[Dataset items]
######

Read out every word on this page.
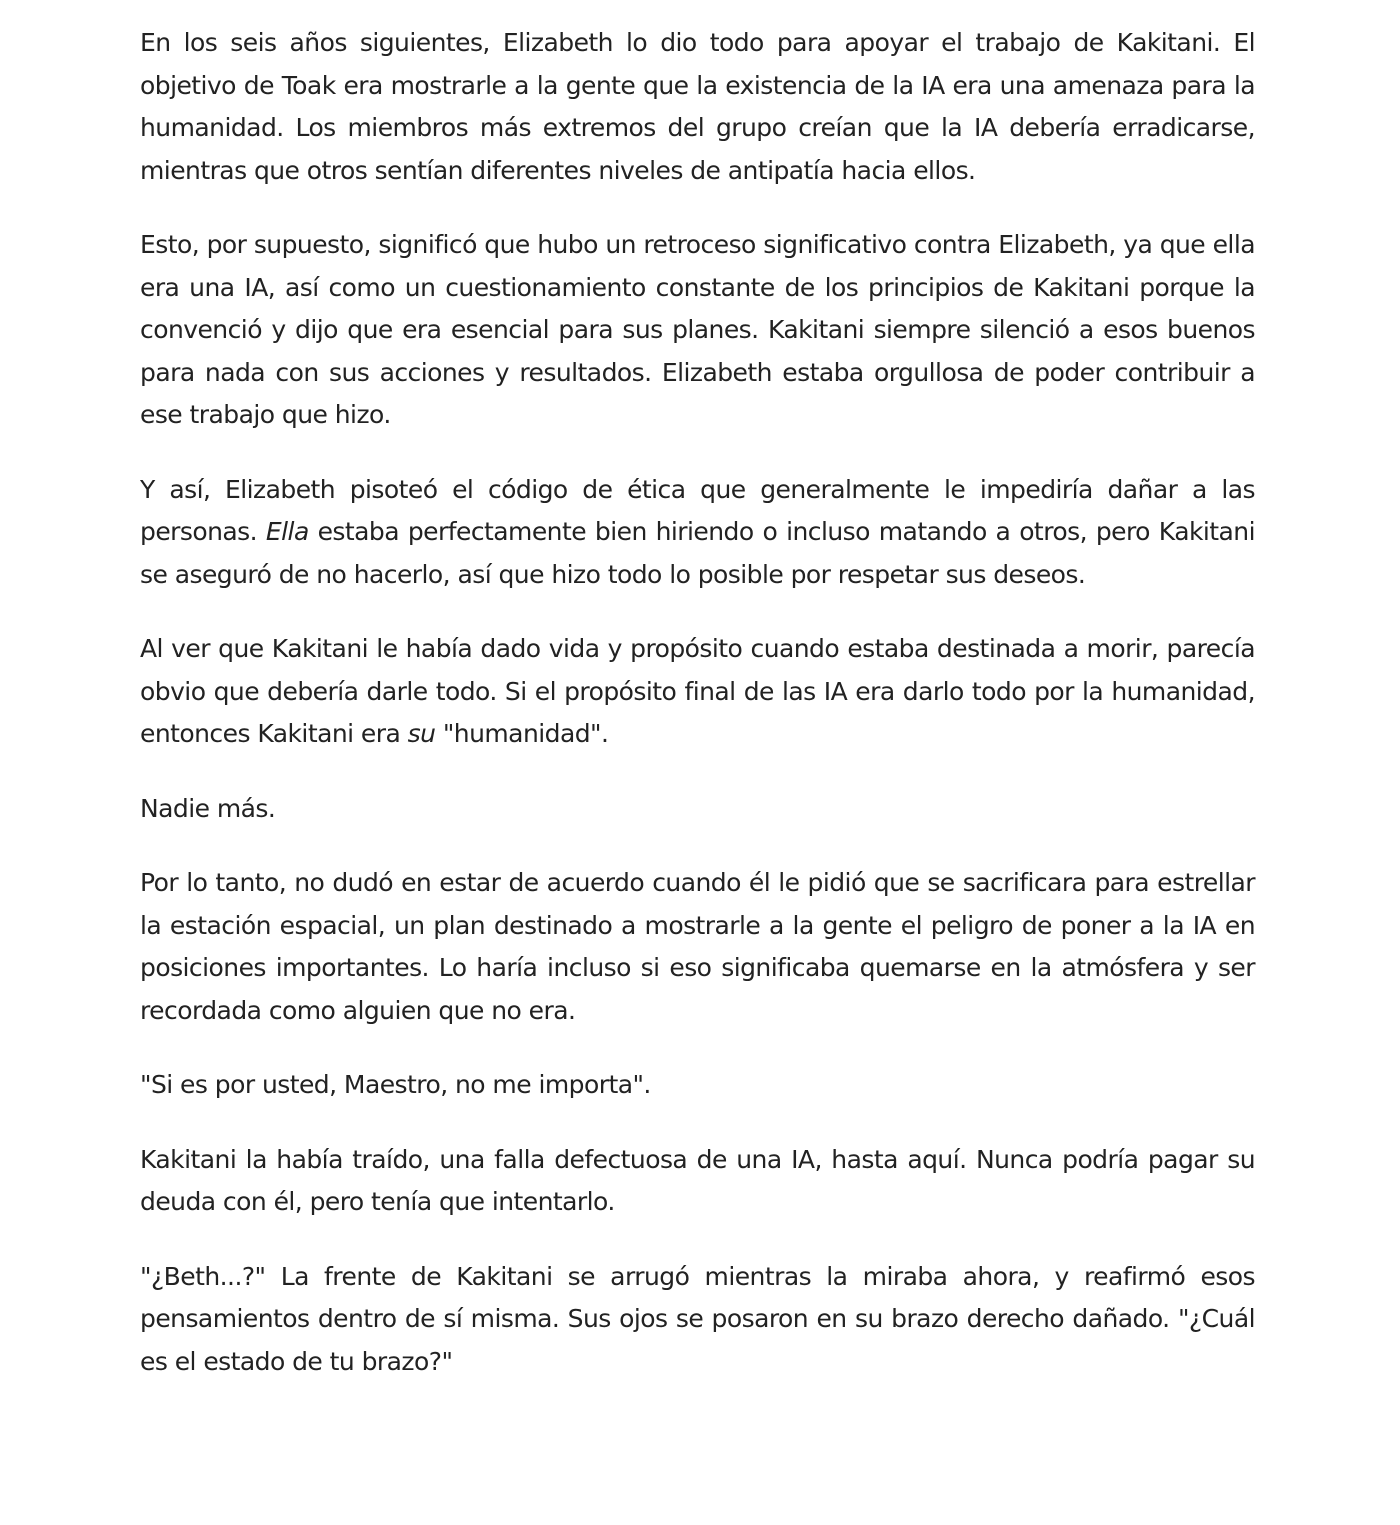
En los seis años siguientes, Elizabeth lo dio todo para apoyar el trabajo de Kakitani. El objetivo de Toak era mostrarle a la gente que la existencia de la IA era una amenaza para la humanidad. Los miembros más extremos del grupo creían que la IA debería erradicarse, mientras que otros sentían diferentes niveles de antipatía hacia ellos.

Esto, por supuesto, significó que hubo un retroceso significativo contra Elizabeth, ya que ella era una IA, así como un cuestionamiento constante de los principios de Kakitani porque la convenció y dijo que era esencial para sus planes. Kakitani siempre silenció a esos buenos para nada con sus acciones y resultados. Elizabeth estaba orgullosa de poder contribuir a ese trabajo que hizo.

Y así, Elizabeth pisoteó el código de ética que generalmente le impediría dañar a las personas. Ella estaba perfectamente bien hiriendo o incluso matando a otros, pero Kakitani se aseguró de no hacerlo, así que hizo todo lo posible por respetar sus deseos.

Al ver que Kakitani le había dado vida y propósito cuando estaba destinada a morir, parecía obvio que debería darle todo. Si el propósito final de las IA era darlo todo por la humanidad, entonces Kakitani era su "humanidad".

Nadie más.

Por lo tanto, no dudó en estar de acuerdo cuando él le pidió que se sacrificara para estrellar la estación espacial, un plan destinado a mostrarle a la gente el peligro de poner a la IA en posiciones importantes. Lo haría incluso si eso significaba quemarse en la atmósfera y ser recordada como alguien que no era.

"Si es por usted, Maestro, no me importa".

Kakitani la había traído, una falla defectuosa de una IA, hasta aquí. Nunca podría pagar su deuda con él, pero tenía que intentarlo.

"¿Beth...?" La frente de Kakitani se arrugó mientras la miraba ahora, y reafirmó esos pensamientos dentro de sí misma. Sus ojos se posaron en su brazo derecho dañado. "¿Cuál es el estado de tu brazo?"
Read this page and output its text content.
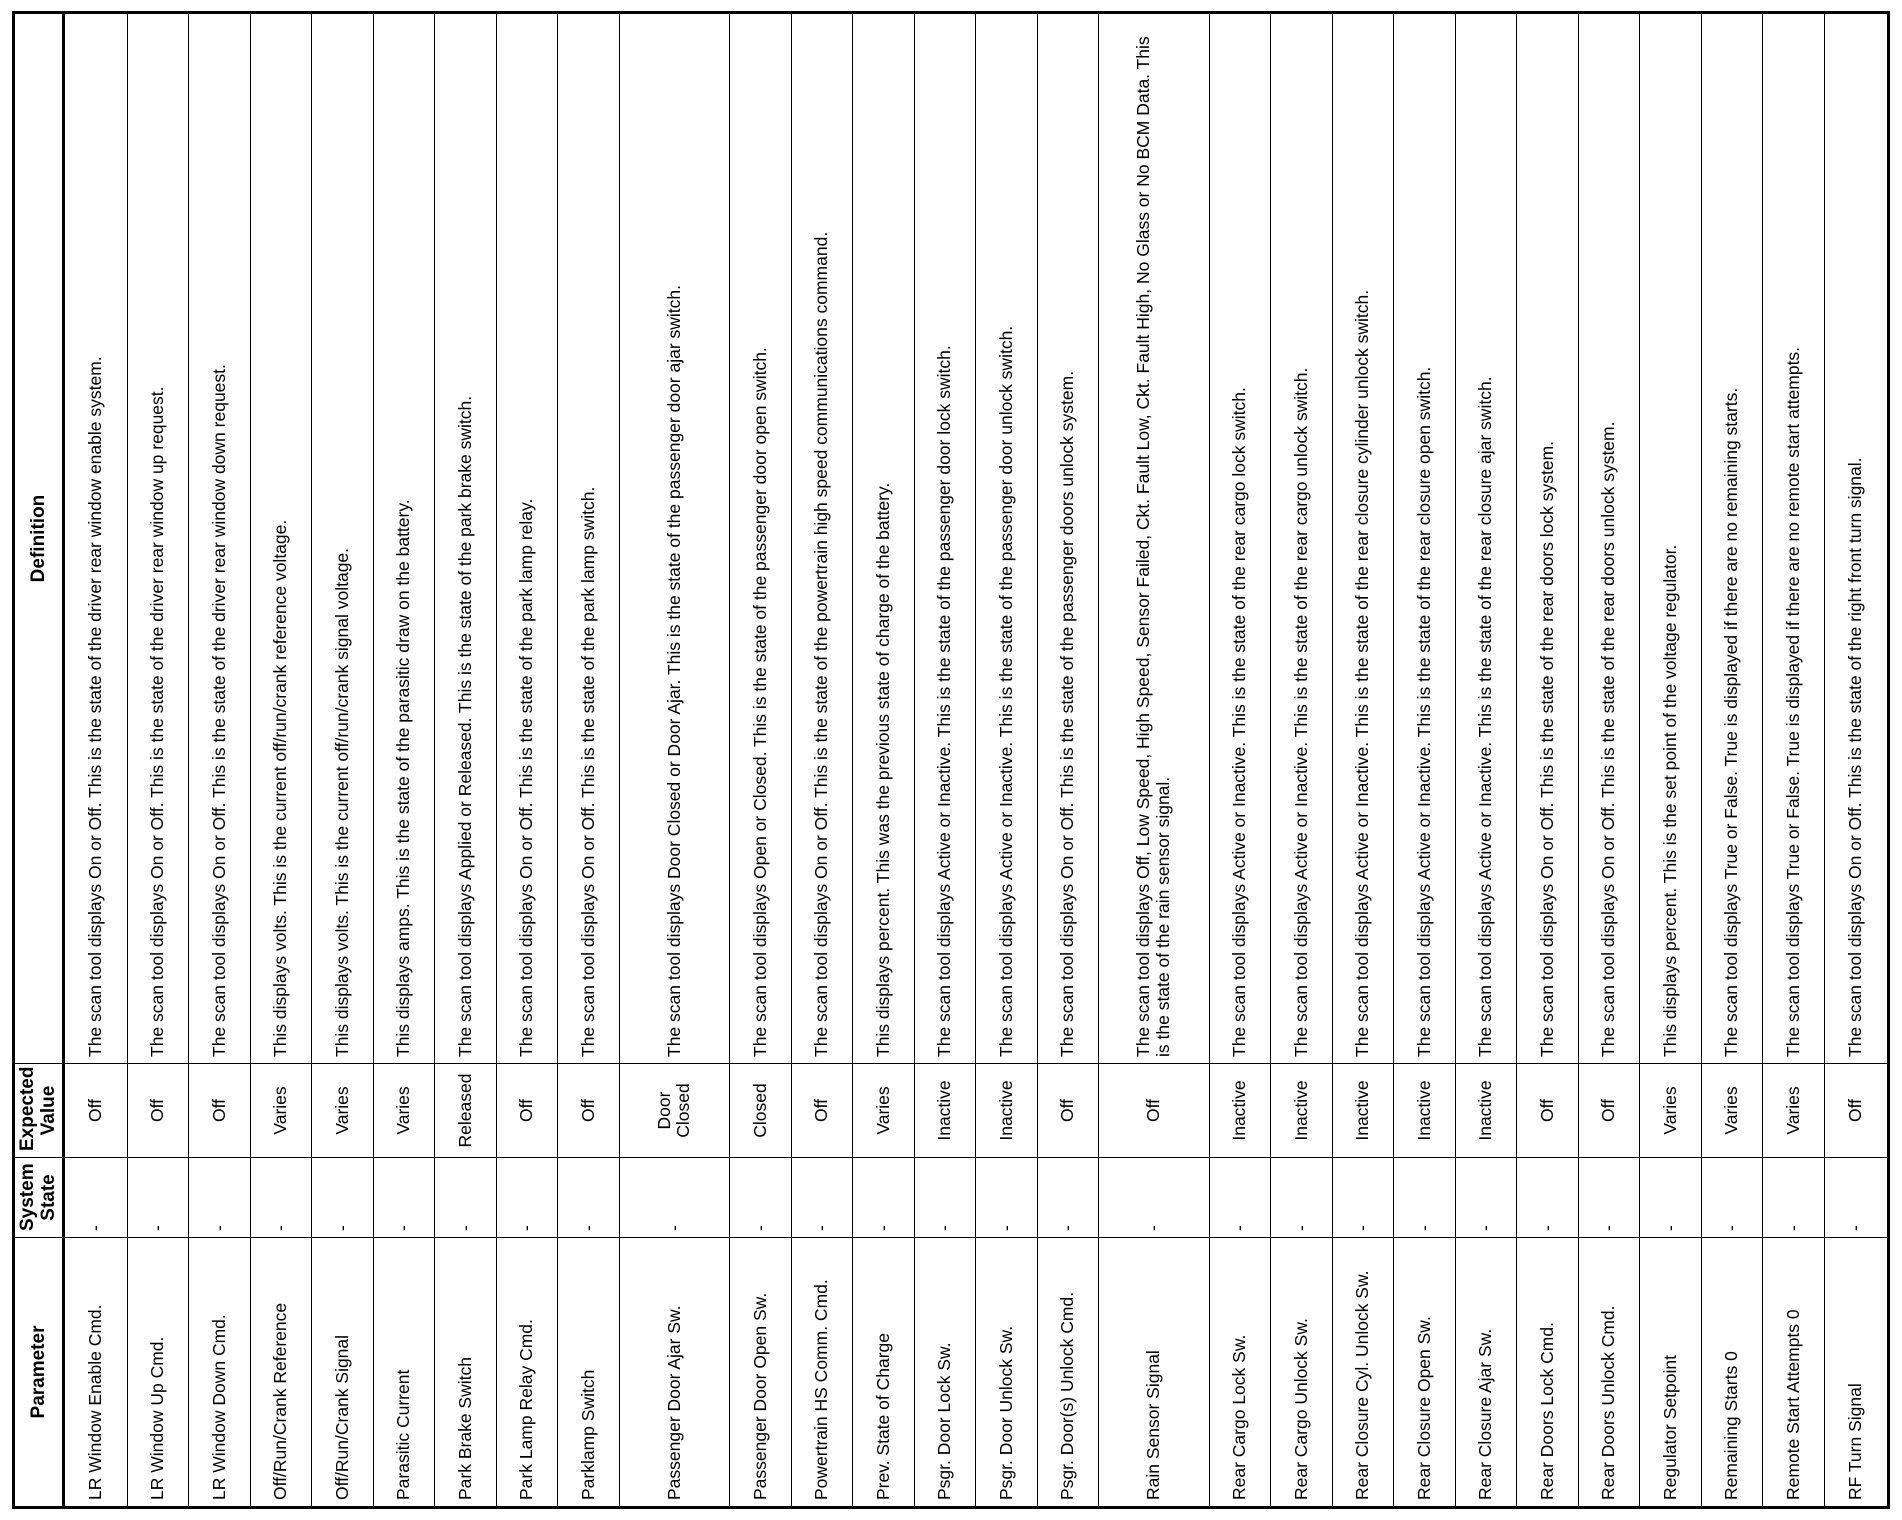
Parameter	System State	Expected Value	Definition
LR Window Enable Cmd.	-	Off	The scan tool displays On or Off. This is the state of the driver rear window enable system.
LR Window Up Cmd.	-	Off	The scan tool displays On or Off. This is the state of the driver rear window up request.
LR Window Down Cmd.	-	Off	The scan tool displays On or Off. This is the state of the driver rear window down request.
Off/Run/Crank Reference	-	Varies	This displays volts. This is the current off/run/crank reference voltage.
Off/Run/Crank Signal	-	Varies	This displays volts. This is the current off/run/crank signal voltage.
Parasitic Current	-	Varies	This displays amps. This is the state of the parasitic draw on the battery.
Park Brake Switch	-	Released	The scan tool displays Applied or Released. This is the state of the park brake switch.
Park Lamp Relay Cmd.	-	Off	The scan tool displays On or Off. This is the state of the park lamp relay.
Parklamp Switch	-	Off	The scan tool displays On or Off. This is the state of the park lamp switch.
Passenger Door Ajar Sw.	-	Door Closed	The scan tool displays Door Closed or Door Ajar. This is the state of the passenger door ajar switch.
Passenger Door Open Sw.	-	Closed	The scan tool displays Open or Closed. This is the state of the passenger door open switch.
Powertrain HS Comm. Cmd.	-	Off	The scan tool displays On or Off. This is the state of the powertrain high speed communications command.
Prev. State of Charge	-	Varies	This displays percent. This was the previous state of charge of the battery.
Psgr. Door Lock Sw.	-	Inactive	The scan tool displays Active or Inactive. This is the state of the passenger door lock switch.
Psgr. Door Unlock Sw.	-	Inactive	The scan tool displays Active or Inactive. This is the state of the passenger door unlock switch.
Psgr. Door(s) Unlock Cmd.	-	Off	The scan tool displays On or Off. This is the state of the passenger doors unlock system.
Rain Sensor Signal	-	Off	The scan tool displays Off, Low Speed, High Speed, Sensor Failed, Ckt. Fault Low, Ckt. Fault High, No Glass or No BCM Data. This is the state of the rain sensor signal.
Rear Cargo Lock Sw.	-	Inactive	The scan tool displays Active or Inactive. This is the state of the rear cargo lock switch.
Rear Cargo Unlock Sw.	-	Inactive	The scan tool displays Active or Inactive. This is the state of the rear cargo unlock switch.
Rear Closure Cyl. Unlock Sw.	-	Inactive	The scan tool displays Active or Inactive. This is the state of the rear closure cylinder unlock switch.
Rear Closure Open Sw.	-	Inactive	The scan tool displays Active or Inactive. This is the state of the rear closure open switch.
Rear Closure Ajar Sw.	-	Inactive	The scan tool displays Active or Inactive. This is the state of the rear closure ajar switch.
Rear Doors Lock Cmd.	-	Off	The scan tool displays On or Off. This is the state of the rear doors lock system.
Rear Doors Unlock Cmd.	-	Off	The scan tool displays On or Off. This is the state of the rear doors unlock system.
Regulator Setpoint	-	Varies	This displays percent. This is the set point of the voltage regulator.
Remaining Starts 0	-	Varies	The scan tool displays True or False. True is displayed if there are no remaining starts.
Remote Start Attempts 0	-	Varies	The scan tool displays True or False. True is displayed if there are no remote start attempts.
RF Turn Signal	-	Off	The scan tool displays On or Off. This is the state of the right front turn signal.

######

▶ _Aim of the exercise_
List each line of the records that holds the string "open".

▶ _Answer in full_
Passenger Door Open Sw.	-	Closed	The scan tool displays Open or Closed. This is the state of the passenger door open switch.
Rear Closure Open Sw.	-	Inactive	The scan tool displays Active or Inactive. This is the state of the rear closure open switch.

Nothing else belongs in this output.